▸ **Short task**
Copy the records below line for line, without changing anything, and leave out the pictures.
((
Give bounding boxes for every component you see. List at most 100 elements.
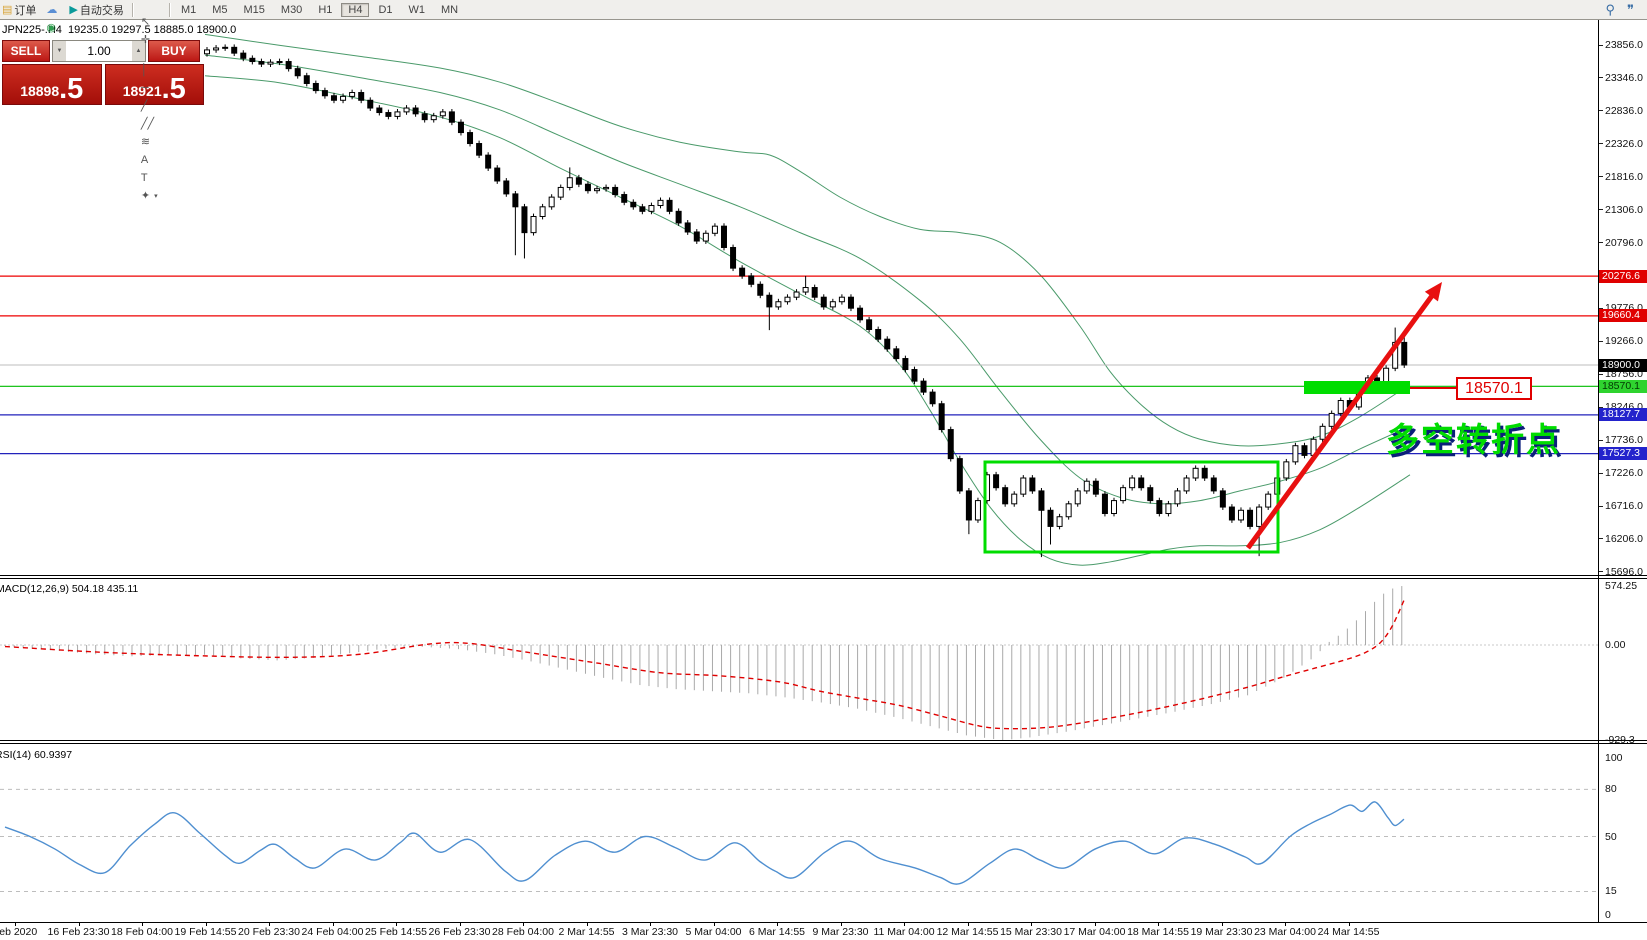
cursor-button[interactable]: ↖: [137, 13, 165, 31]
auto-trading-button[interactable]: ▶ 自动交易: [65, 1, 127, 19]
candle-body: [757, 283, 764, 296]
timeframe-M1[interactable]: M1: [180, 3, 197, 16]
candle-body: [829, 301, 836, 308]
time-tick-label: 9 Mar 23:30: [812, 926, 869, 938]
time-tick-mark: [586, 923, 588, 926]
price-tick-label: 22836.0: [1605, 104, 1643, 117]
text-button[interactable]: A: [137, 151, 165, 169]
time-tick-mark: [396, 923, 397, 926]
timeframe-M15[interactable]: M15: [243, 3, 265, 16]
trend-arrow-line: [1245, 289, 1438, 550]
timeframe-D1[interactable]: D1: [378, 3, 393, 16]
ask-price-display[interactable]: 18921.5: [104, 64, 204, 105]
rsi-tick-label: 0: [1605, 909, 1611, 921]
price-tick-label: 17226.0: [1605, 467, 1643, 480]
templates-button[interactable]: ▥▾: [137, 0, 165, 1]
arrows-button[interactable]: ✦ ▾: [140, 189, 158, 202]
new-order-button[interactable]: ▤ 订单: [0, 1, 40, 19]
time-tick-label: 24 Mar 14:55: [1317, 926, 1380, 938]
candle-body: [1020, 477, 1027, 495]
signal-icon[interactable]: ◉: [46, 21, 57, 34]
price-tick-label: 20796.0: [1605, 236, 1643, 249]
candle-body: [1337, 400, 1344, 414]
candle-body: [367, 99, 374, 109]
candle-body: [1256, 506, 1263, 527]
fibonacci-button[interactable]: ≋: [137, 133, 165, 151]
timeframe-W1[interactable]: W1: [408, 3, 426, 16]
time-tick-label: 28 Feb 04:00: [492, 926, 554, 938]
candle-body: [385, 112, 392, 117]
volume-input[interactable]: 1.00: [87, 44, 111, 58]
channel-button[interactable]: ╱╱: [137, 115, 165, 133]
macd-pane: [0, 586, 1598, 740]
price-axis[interactable]: 23856.0 23346.0 22836.0 22326.0 21816.0 21306…: [1599, 0, 1647, 940]
time-tick-mark: [269, 923, 270, 926]
time-tick-mark: [332, 923, 334, 926]
time-tick-label: 6 Mar 14:55: [748, 926, 806, 938]
candle-body: [1192, 467, 1199, 479]
crosshair-icon: ✛: [140, 33, 151, 46]
pane-separator[interactable]: [0, 575, 1647, 576]
candle-body: [793, 291, 800, 298]
timeframe-MN[interactable]: MN: [441, 3, 459, 16]
volume-increase-button[interactable]: ▲: [132, 41, 145, 61]
price-tick-mark: [1599, 77, 1603, 79]
time-axis-line: [0, 922, 1647, 923]
chart-window-icon[interactable]: ☁: [46, 3, 58, 16]
vertical-line-button[interactable]: │: [137, 61, 165, 79]
bid-price-display[interactable]: 18898.5: [2, 64, 102, 105]
candle-body: [1029, 477, 1036, 492]
time-tick-label: 11 Mar 04:00: [873, 926, 935, 938]
candle-body: [548, 196, 555, 208]
horizontal-line-button[interactable]: ─: [137, 79, 165, 97]
price-badge-18900.0: 18900.0: [1599, 358, 1647, 372]
timeframe-H4[interactable]: H4: [341, 2, 370, 17]
trendline-button[interactable]: ╱: [137, 97, 165, 115]
chat-button[interactable]: ❞: [1623, 1, 1640, 19]
volume-decrease-button[interactable]: ▼: [53, 41, 66, 61]
pane-separator[interactable]: [0, 740, 1647, 741]
candle-body: [412, 107, 419, 115]
candle-body: [530, 215, 537, 234]
candle-body: [603, 186, 610, 190]
timeframe-M30[interactable]: M30: [280, 3, 303, 16]
timeframe-M5[interactable]: M5: [212, 3, 228, 16]
bid-int: 18898: [20, 83, 60, 99]
candle-body: [993, 474, 1000, 489]
candle-body: [222, 46, 229, 49]
candle-body: [494, 167, 501, 182]
sell-button[interactable]: SELL: [2, 40, 50, 62]
timeframe-H1[interactable]: H1: [318, 3, 333, 16]
rsi-pane: [0, 788, 1598, 892]
candle-body: [394, 111, 401, 117]
search-button[interactable]: ⚲: [1601, 1, 1621, 19]
price-badge-19660.4: 19660.4: [1599, 309, 1647, 323]
text-label-button[interactable]: T: [137, 169, 165, 187]
bollinger-middle: [204, 54, 1411, 505]
chinese-annotation[interactable]: 多空转折点: [1386, 421, 1561, 458]
time-tick-mark: [1285, 923, 1286, 926]
candle-body: [1201, 467, 1208, 479]
candle-body: [730, 246, 737, 269]
candle-body: [467, 132, 474, 145]
buy-button[interactable]: BUY: [148, 40, 200, 62]
candle-body: [512, 193, 519, 208]
candle-body: [630, 201, 637, 208]
candle-body: [1065, 503, 1072, 518]
candle-body: [485, 154, 492, 169]
price-tick-label: 22326.0: [1605, 137, 1643, 150]
price-tick-mark: [1599, 209, 1603, 211]
candle-body: [920, 380, 927, 393]
candle-body: [1210, 477, 1217, 492]
candle-body: [584, 183, 591, 192]
price-tick-label: 17736.0: [1605, 434, 1643, 447]
level-price-label[interactable]: 18570.1: [1456, 377, 1532, 400]
price-tick-label: 16716.0: [1605, 500, 1643, 513]
price-tick-mark: [1599, 143, 1603, 145]
candle-body: [666, 199, 673, 212]
candle-body: [1301, 445, 1308, 456]
ask-int: 18921: [122, 83, 162, 99]
crosshair-button[interactable]: ✛: [137, 31, 165, 49]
))
▸ **In response**
Give bounding boxes for every component you see. List at most 100 elements.
cursor-button[interactable]: ↖: [137, 13, 165, 31]
auto-trading-button[interactable]: ▶ 自动交易: [65, 1, 127, 19]
candle-body: [757, 283, 764, 296]
timeframe-M1[interactable]: M1: [180, 3, 197, 16]
candle-body: [829, 301, 836, 308]
time-tick-label: 9 Mar 23:30: [812, 926, 869, 938]
time-tick-mark: [586, 923, 588, 926]
price-tick-label: 22836.0: [1605, 104, 1643, 117]
text-button[interactable]: A: [137, 151, 165, 169]
time-tick-mark: [396, 923, 397, 926]
timeframe-M15[interactable]: M15: [243, 3, 265, 16]
trend-arrow-line: [1245, 289, 1438, 550]
timeframe-D1[interactable]: D1: [378, 3, 393, 16]
ask-price-display[interactable]: 18921.5: [104, 64, 204, 105]
rsi-tick-label: 0: [1605, 909, 1611, 921]
price-tick-label: 17226.0: [1605, 467, 1643, 480]
templates-button[interactable]: ▥▾: [137, 0, 165, 1]
arrows-button[interactable]: ✦ ▾: [140, 189, 158, 202]
new-order-button[interactable]: ▤ 订单: [0, 1, 40, 19]
time-tick-label: 24 Mar 14:55: [1317, 926, 1380, 938]
candle-body: [1020, 477, 1027, 495]
signal-icon[interactable]: ◉: [46, 21, 57, 34]
price-tick-label: 20796.0: [1605, 236, 1643, 249]
candle-body: [1337, 400, 1344, 414]
candle-body: [367, 99, 374, 109]
candle-body: [1256, 506, 1263, 527]
fibonacci-button[interactable]: ≋: [137, 133, 165, 151]
timeframe-W1[interactable]: W1: [408, 3, 426, 16]
time-tick-label: 28 Feb 04:00: [492, 926, 554, 938]
candle-body: [385, 112, 392, 117]
volume-input[interactable]: 1.00: [87, 44, 111, 58]
channel-button[interactable]: ╱╱: [137, 115, 165, 133]
macd-pane: [0, 586, 1598, 740]
price-axis[interactable]: 23856.0 23346.0 22836.0 22326.0 21816.0 21306…: [1599, 0, 1647, 940]
time-tick-mark: [269, 923, 270, 926]
time-tick-mark: [332, 923, 334, 926]
time-tick-label: 6 Mar 14:55: [748, 926, 806, 938]
candle-body: [1192, 467, 1199, 479]
crosshair-icon: ✛: [140, 33, 151, 46]
pane-separator[interactable]: [0, 575, 1647, 576]
candle-body: [793, 291, 800, 298]
timeframe-MN[interactable]: MN: [441, 3, 459, 16]
volume-increase-button[interactable]: ▲: [132, 41, 145, 61]
price-tick-mark: [1599, 77, 1603, 79]
time-axis-line: [0, 922, 1647, 923]
chart-window-icon[interactable]: ☁: [46, 3, 58, 16]
vertical-line-button[interactable]: │: [137, 61, 165, 79]
bid-price-display[interactable]: 18898.5: [2, 64, 102, 105]
candle-body: [1029, 477, 1036, 492]
time-tick-label: 11 Mar 04:00: [873, 926, 935, 938]
candle-body: [548, 196, 555, 208]
horizontal-line-button[interactable]: ─: [137, 79, 165, 97]
price-badge-18900.0: 18900.0: [1599, 358, 1647, 372]
timeframe-H4[interactable]: H4: [341, 2, 370, 17]
trendline-button[interactable]: ╱: [137, 97, 165, 115]
chat-button[interactable]: ❞: [1623, 1, 1640, 19]
volume-decrease-button[interactable]: ▼: [53, 41, 66, 61]
pane-separator[interactable]: [0, 740, 1647, 741]
candle-body: [412, 107, 419, 115]
candle-body: [530, 215, 537, 234]
candle-body: [603, 186, 610, 190]
timeframe-M30[interactable]: M30: [280, 3, 303, 16]
timeframe-M5[interactable]: M5: [212, 3, 228, 16]
bid-int: 18898: [20, 83, 60, 99]
candle-body: [993, 474, 1000, 489]
candle-body: [222, 46, 229, 49]
candle-body: [494, 167, 501, 182]
sell-button[interactable]: SELL: [2, 40, 50, 62]
timeframe-H1[interactable]: H1: [318, 3, 333, 16]
rsi-pane: [0, 788, 1598, 892]
candle-body: [394, 111, 401, 117]
search-button[interactable]: ⚲: [1601, 1, 1621, 19]
price-badge-19660.4: 19660.4: [1599, 309, 1647, 323]
text-label-button[interactable]: T: [137, 169, 165, 187]
bollinger-middle: [204, 54, 1411, 505]
chinese-annotation[interactable]: 多空转折点: [1386, 421, 1561, 458]
time-tick-mark: [1285, 923, 1286, 926]
candle-body: [1201, 467, 1208, 479]
candle-body: [730, 246, 737, 269]
candle-body: [467, 132, 474, 145]
buy-button[interactable]: BUY: [148, 40, 200, 62]
candle-body: [512, 193, 519, 208]
candle-body: [630, 201, 637, 208]
candle-body: [1065, 503, 1072, 518]
candle-body: [485, 154, 492, 169]
price-tick-label: 22326.0: [1605, 137, 1643, 150]
price-tick-mark: [1599, 209, 1603, 211]
candle-body: [920, 380, 927, 393]
candle-body: [1210, 477, 1217, 492]
candle-body: [584, 183, 591, 192]
price-tick-label: 17736.0: [1605, 434, 1643, 447]
level-price-label[interactable]: 18570.1: [1456, 377, 1532, 400]
price-tick-label: 16716.0: [1605, 500, 1643, 513]
price-tick-mark: [1599, 143, 1603, 145]
candle-body: [666, 199, 673, 212]
candle-body: [1301, 445, 1308, 456]
ask-int: 18921: [122, 83, 162, 99]
crosshair-button[interactable]: ✛: [137, 31, 165, 49]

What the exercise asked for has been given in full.